REQUIRED TASK: Your task is to repeat the entries word for word while leaving out the pictures.
[BEGIN]
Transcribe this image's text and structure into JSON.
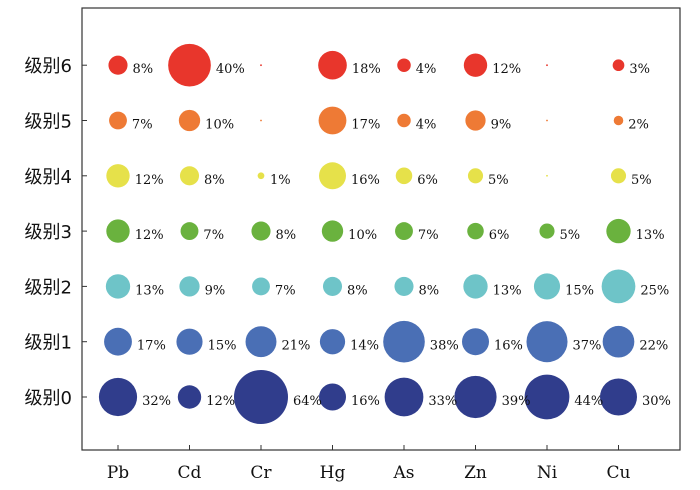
{
  "chart_data": {
    "type": "scatter",
    "title": "",
    "xlabel": "",
    "ylabel": "",
    "categories": [
      "Pb",
      "Cd",
      "Cr",
      "Hg",
      "As",
      "Zn",
      "Ni",
      "Cu"
    ],
    "levels": [
      "级别0",
      "级别1",
      "级别2",
      "级别3",
      "级别4",
      "级别5",
      "级别6"
    ],
    "series": [
      {
        "level": "级别0",
        "color": "#303d8c",
        "values": [
          32,
          12,
          64,
          16,
          33,
          39,
          44,
          30
        ],
        "labels": [
          "32%",
          "12%",
          "64%",
          "16%",
          "33%",
          "39%",
          "44%",
          "30%"
        ]
      },
      {
        "level": "级别1",
        "color": "#4a6fb5",
        "values": [
          17,
          15,
          21,
          14,
          38,
          16,
          37,
          22
        ],
        "labels": [
          "17%",
          "15%",
          "21%",
          "14%",
          "38%",
          "16%",
          "37%",
          "22%"
        ]
      },
      {
        "level": "级别2",
        "color": "#6ec4c8",
        "values": [
          13,
          9,
          7,
          8,
          8,
          13,
          15,
          25
        ],
        "labels": [
          "13%",
          "9%",
          "7%",
          "8%",
          "8%",
          "13%",
          "15%",
          "25%"
        ]
      },
      {
        "level": "级别3",
        "color": "#6ab23e",
        "values": [
          12,
          7,
          8,
          10,
          7,
          6,
          5,
          13
        ],
        "labels": [
          "12%",
          "7%",
          "8%",
          "10%",
          "7%",
          "6%",
          "5%",
          "13%"
        ]
      },
      {
        "level": "级别4",
        "color": "#e6e14a",
        "values": [
          12,
          8,
          1,
          16,
          6,
          5,
          0,
          5
        ],
        "labels": [
          "12%",
          "8%",
          "1%",
          "16%",
          "6%",
          "5%",
          "",
          "5%"
        ]
      },
      {
        "level": "级别5",
        "color": "#ee7a35",
        "values": [
          7,
          10,
          0,
          17,
          4,
          9,
          0,
          2
        ],
        "labels": [
          "7%",
          "10%",
          "",
          "17%",
          "4%",
          "9%",
          "",
          "2%"
        ]
      },
      {
        "level": "级别6",
        "color": "#e8362c",
        "values": [
          8,
          40,
          0,
          18,
          4,
          12,
          0,
          3
        ],
        "labels": [
          "8%",
          "40%",
          "",
          "18%",
          "4%",
          "12%",
          "",
          "3%"
        ]
      }
    ],
    "grid": false,
    "legend": "none"
  }
}
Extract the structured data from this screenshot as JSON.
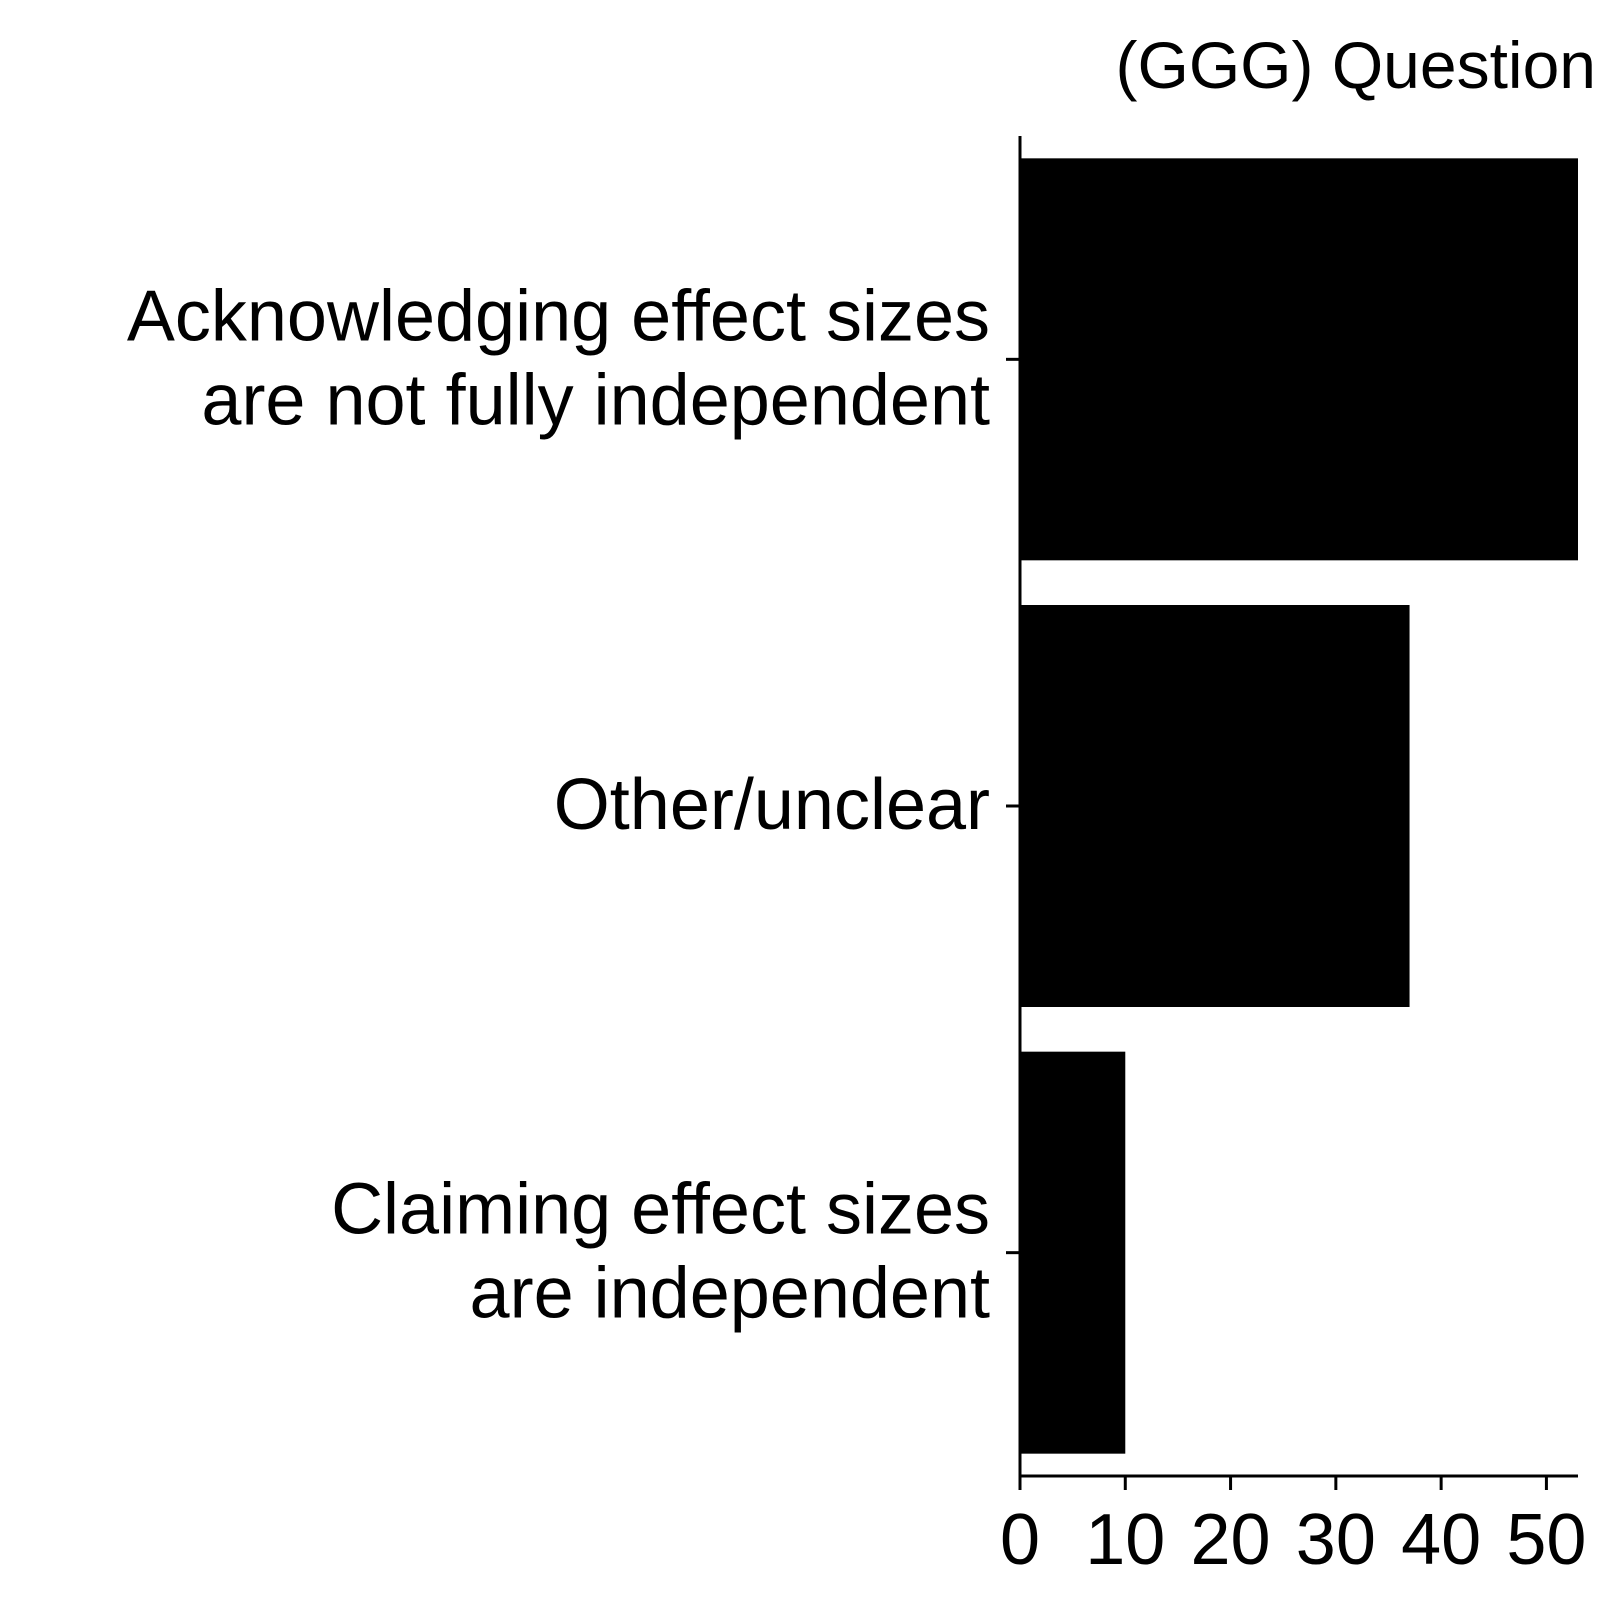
{
  "chart_data": {
    "type": "bar",
    "orientation": "horizontal",
    "title": "(GGG) Question",
    "xlabel": "",
    "ylabel": "",
    "categories": [
      [
        "Acknowledging effect sizes",
        "are not fully independent"
      ],
      [
        "Other/unclear"
      ],
      [
        "Claiming effect sizes",
        "are independent"
      ]
    ],
    "values": [
      53,
      37,
      10
    ],
    "xlim": [
      0,
      53
    ],
    "xticks": [
      0,
      10,
      20,
      30,
      40,
      50
    ],
    "grid": false,
    "legend": "none",
    "bar_color": "#000000"
  }
}
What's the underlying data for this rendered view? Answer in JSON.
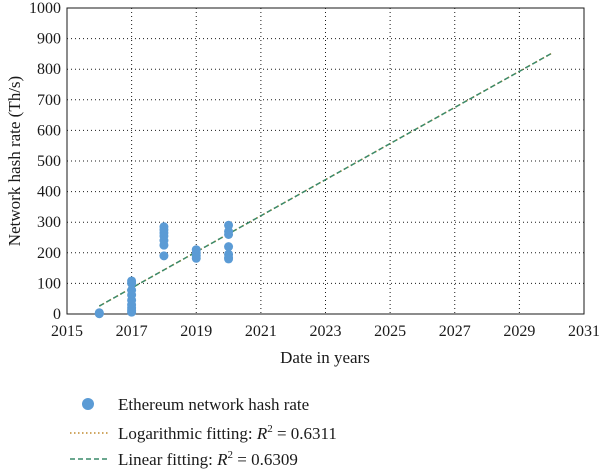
{
  "chart_data": {
    "type": "scatter",
    "xlabel": "Date in years",
    "ylabel": "Network hash rate (Th/s)",
    "xlim": [
      2015,
      2031
    ],
    "ylim": [
      0,
      1000
    ],
    "xticks": [
      2015,
      2017,
      2019,
      2021,
      2023,
      2025,
      2027,
      2029,
      2031
    ],
    "yticks": [
      0,
      100,
      200,
      300,
      400,
      500,
      600,
      700,
      800,
      900,
      1000
    ],
    "grid": true,
    "legend_position": "bottom",
    "series": [
      {
        "name": "Ethereum network hash rate",
        "kind": "scatter",
        "color": "#5b9bd5",
        "points": [
          [
            2016.0,
            4
          ],
          [
            2016.0,
            2
          ],
          [
            2016.0,
            1
          ],
          [
            2017.0,
            108
          ],
          [
            2017.0,
            100
          ],
          [
            2017.0,
            78
          ],
          [
            2017.0,
            62
          ],
          [
            2017.0,
            45
          ],
          [
            2017.0,
            30
          ],
          [
            2017.0,
            20
          ],
          [
            2017.0,
            12
          ],
          [
            2017.0,
            6
          ],
          [
            2018.0,
            285
          ],
          [
            2018.0,
            275
          ],
          [
            2018.0,
            265
          ],
          [
            2018.0,
            255
          ],
          [
            2018.0,
            240
          ],
          [
            2018.0,
            225
          ],
          [
            2018.0,
            190
          ],
          [
            2019.0,
            210
          ],
          [
            2019.0,
            200
          ],
          [
            2019.0,
            190
          ],
          [
            2019.0,
            182
          ],
          [
            2020.0,
            290
          ],
          [
            2020.0,
            270
          ],
          [
            2020.0,
            260
          ],
          [
            2020.0,
            220
          ],
          [
            2020.0,
            195
          ],
          [
            2020.0,
            185
          ],
          [
            2020.0,
            180
          ]
        ]
      },
      {
        "name": "Logarithmic fitting: R² = 0.6311",
        "kind": "line",
        "style": "dotted",
        "color": "#c08a2e",
        "x": [
          2016.0,
          2030.0
        ],
        "y": [
          26,
          852
        ]
      },
      {
        "name": "Linear fitting: R² = 0.6309",
        "kind": "line",
        "style": "dashed",
        "color": "#3a8a6a",
        "x": [
          2016.0,
          2030.0
        ],
        "y": [
          26,
          852
        ]
      }
    ],
    "legend": {
      "scatter_label": "Ethereum network hash rate",
      "log_label_prefix": "Logarithmic fitting: ",
      "log_r2_value": " = 0.6311",
      "lin_label_prefix": "Linear fitting: ",
      "lin_r2_value": " = 0.6309",
      "r2_symbol": "R",
      "r2_superscript": "2"
    }
  }
}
[END]
REPLY TO THE EXERCISE:
Transcribe this image's text and structure into JSON.
{
  "chart_data": {
    "type": "scatter",
    "title": "",
    "xlabel": "",
    "ylabel": "",
    "categories": [
      "Pb",
      "Cd",
      "Cr",
      "Hg",
      "As",
      "Zn",
      "Ni",
      "Cu"
    ],
    "levels": [
      "级别0",
      "级别1",
      "级别2",
      "级别3",
      "级别4",
      "级别5",
      "级别6"
    ],
    "series": [
      {
        "level": "级别0",
        "color": "#303d8c",
        "values": [
          32,
          12,
          64,
          16,
          33,
          39,
          44,
          30
        ],
        "labels": [
          "32%",
          "12%",
          "64%",
          "16%",
          "33%",
          "39%",
          "44%",
          "30%"
        ]
      },
      {
        "level": "级别1",
        "color": "#4a6fb5",
        "values": [
          17,
          15,
          21,
          14,
          38,
          16,
          37,
          22
        ],
        "labels": [
          "17%",
          "15%",
          "21%",
          "14%",
          "38%",
          "16%",
          "37%",
          "22%"
        ]
      },
      {
        "level": "级别2",
        "color": "#6ec4c8",
        "values": [
          13,
          9,
          7,
          8,
          8,
          13,
          15,
          25
        ],
        "labels": [
          "13%",
          "9%",
          "7%",
          "8%",
          "8%",
          "13%",
          "15%",
          "25%"
        ]
      },
      {
        "level": "级别3",
        "color": "#6ab23e",
        "values": [
          12,
          7,
          8,
          10,
          7,
          6,
          5,
          13
        ],
        "labels": [
          "12%",
          "7%",
          "8%",
          "10%",
          "7%",
          "6%",
          "5%",
          "13%"
        ]
      },
      {
        "level": "级别4",
        "color": "#e6e14a",
        "values": [
          12,
          8,
          1,
          16,
          6,
          5,
          0,
          5
        ],
        "labels": [
          "12%",
          "8%",
          "1%",
          "16%",
          "6%",
          "5%",
          "",
          "5%"
        ]
      },
      {
        "level": "级别5",
        "color": "#ee7a35",
        "values": [
          7,
          10,
          0,
          17,
          4,
          9,
          0,
          2
        ],
        "labels": [
          "7%",
          "10%",
          "",
          "17%",
          "4%",
          "9%",
          "",
          "2%"
        ]
      },
      {
        "level": "级别6",
        "color": "#e8362c",
        "values": [
          8,
          40,
          0,
          18,
          4,
          12,
          0,
          3
        ],
        "labels": [
          "8%",
          "40%",
          "",
          "18%",
          "4%",
          "12%",
          "",
          "3%"
        ]
      }
    ],
    "grid": false,
    "legend": "none"
  }
}
Extract the structured data from this screenshot as JSON.
{
  "chart_data": {
    "type": "bar",
    "orientation": "horizontal",
    "title": "(GGG) Question",
    "xlabel": "",
    "ylabel": "",
    "categories": [
      [
        "Acknowledging effect sizes",
        "are not fully independent"
      ],
      [
        "Other/unclear"
      ],
      [
        "Claiming effect sizes",
        "are independent"
      ]
    ],
    "values": [
      53,
      37,
      10
    ],
    "xlim": [
      0,
      53
    ],
    "xticks": [
      0,
      10,
      20,
      30,
      40,
      50
    ],
    "grid": false,
    "legend": "none",
    "bar_color": "#000000"
  }
}
What's the underlying data for this rendered view? Answer in JSON.
{
  "chart_data": {
    "type": "scatter",
    "xlabel": "Date in years",
    "ylabel": "Network hash rate (Th/s)",
    "xlim": [
      2015,
      2031
    ],
    "ylim": [
      0,
      1000
    ],
    "xticks": [
      2015,
      2017,
      2019,
      2021,
      2023,
      2025,
      2027,
      2029,
      2031
    ],
    "yticks": [
      0,
      100,
      200,
      300,
      400,
      500,
      600,
      700,
      800,
      900,
      1000
    ],
    "grid": true,
    "legend_position": "bottom",
    "series": [
      {
        "name": "Ethereum network hash rate",
        "kind": "scatter",
        "color": "#5b9bd5",
        "points": [
          [
            2016.0,
            4
          ],
          [
            2016.0,
            2
          ],
          [
            2016.0,
            1
          ],
          [
            2017.0,
            108
          ],
          [
            2017.0,
            100
          ],
          [
            2017.0,
            78
          ],
          [
            2017.0,
            62
          ],
          [
            2017.0,
            45
          ],
          [
            2017.0,
            30
          ],
          [
            2017.0,
            20
          ],
          [
            2017.0,
            12
          ],
          [
            2017.0,
            6
          ],
          [
            2018.0,
            285
          ],
          [
            2018.0,
            275
          ],
          [
            2018.0,
            265
          ],
          [
            2018.0,
            255
          ],
          [
            2018.0,
            240
          ],
          [
            2018.0,
            225
          ],
          [
            2018.0,
            190
          ],
          [
            2019.0,
            210
          ],
          [
            2019.0,
            200
          ],
          [
            2019.0,
            190
          ],
          [
            2019.0,
            182
          ],
          [
            2020.0,
            290
          ],
          [
            2020.0,
            270
          ],
          [
            2020.0,
            260
          ],
          [
            2020.0,
            220
          ],
          [
            2020.0,
            195
          ],
          [
            2020.0,
            185
          ],
          [
            2020.0,
            180
          ]
        ]
      },
      {
        "name": "Logarithmic fitting: R² = 0.6311",
        "kind": "line",
        "style": "dotted",
        "color": "#c08a2e",
        "x": [
          2016.0,
          2030.0
        ],
        "y": [
          26,
          852
        ]
      },
      {
        "name": "Linear fitting: R² = 0.6309",
        "kind": "line",
        "style": "dashed",
        "color": "#3a8a6a",
        "x": [
          2016.0,
          2030.0
        ],
        "y": [
          26,
          852
        ]
      }
    ],
    "legend": {
      "scatter_label": "Ethereum network hash rate",
      "log_label_prefix": "Logarithmic fitting: ",
      "log_r2_value": " = 0.6311",
      "lin_label_prefix": "Linear fitting: ",
      "lin_r2_value": " = 0.6309",
      "r2_symbol": "R",
      "r2_superscript": "2"
    }
  }
}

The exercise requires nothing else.